(Data listing)

•••••

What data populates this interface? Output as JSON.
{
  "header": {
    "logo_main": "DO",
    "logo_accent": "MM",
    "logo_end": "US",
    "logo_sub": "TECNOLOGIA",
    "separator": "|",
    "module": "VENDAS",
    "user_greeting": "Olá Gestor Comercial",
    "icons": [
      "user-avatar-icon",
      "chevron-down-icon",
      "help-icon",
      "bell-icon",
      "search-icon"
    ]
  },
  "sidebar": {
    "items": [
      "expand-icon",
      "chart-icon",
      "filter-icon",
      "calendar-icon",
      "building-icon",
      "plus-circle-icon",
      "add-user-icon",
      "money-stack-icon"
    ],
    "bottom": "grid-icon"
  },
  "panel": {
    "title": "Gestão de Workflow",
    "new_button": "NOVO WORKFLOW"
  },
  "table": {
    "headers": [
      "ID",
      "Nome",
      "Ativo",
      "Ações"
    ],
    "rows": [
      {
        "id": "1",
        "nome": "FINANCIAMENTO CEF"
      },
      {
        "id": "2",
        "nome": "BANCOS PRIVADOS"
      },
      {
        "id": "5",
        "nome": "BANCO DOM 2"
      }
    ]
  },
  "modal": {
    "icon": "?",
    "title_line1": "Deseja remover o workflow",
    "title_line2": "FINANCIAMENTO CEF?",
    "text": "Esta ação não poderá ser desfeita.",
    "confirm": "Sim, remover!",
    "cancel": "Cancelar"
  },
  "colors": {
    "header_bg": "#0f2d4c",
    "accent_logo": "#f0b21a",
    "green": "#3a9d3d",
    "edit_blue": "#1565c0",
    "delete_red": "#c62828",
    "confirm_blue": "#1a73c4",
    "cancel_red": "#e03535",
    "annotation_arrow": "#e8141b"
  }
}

•••••

WHAT THE TASK REQUIRES:
Reproduce the listing shown above in its entirety, exactly.

TASK ANSWER:
What data populates this interface? Output as JSON.
{
  "header": {
    "logo_main": "DO",
    "logo_accent": "MM",
    "logo_end": "US",
    "logo_sub": "TECNOLOGIA",
    "separator": "|",
    "module": "VENDAS",
    "user_greeting": "Olá Gestor Comercial",
    "icons": [
      "user-avatar-icon",
      "chevron-down-icon",
      "help-icon",
      "bell-icon",
      "search-icon"
    ]
  },
  "sidebar": {
    "items": [
      "expand-icon",
      "chart-icon",
      "filter-icon",
      "calendar-icon",
      "building-icon",
      "plus-circle-icon",
      "add-user-icon",
      "money-stack-icon"
    ],
    "bottom": "grid-icon"
  },
  "panel": {
    "title": "Gestão de Workflow",
    "new_button": "NOVO WORKFLOW"
  },
  "table": {
    "headers": [
      "ID",
      "Nome",
      "Ativo",
      "Ações"
    ],
    "rows": [
      {
        "id": "1",
        "nome": "FINANCIAMENTO CEF"
      },
      {
        "id": "2",
        "nome": "BANCOS PRIVADOS"
      },
      {
        "id": "5",
        "nome": "BANCO DOM 2"
      }
    ]
  },
  "modal": {
    "icon": "?",
    "title_line1": "Deseja remover o workflow",
    "title_line2": "FINANCIAMENTO CEF?",
    "text": "Esta ação não poderá ser desfeita.",
    "confirm": "Sim, remover!",
    "cancel": "Cancelar"
  },
  "colors": {
    "header_bg": "#0f2d4c",
    "accent_logo": "#f0b21a",
    "green": "#3a9d3d",
    "edit_blue": "#1565c0",
    "delete_red": "#c62828",
    "confirm_blue": "#1a73c4",
    "cancel_red": "#e03535",
    "annotation_arrow": "#e8141b"
  }
}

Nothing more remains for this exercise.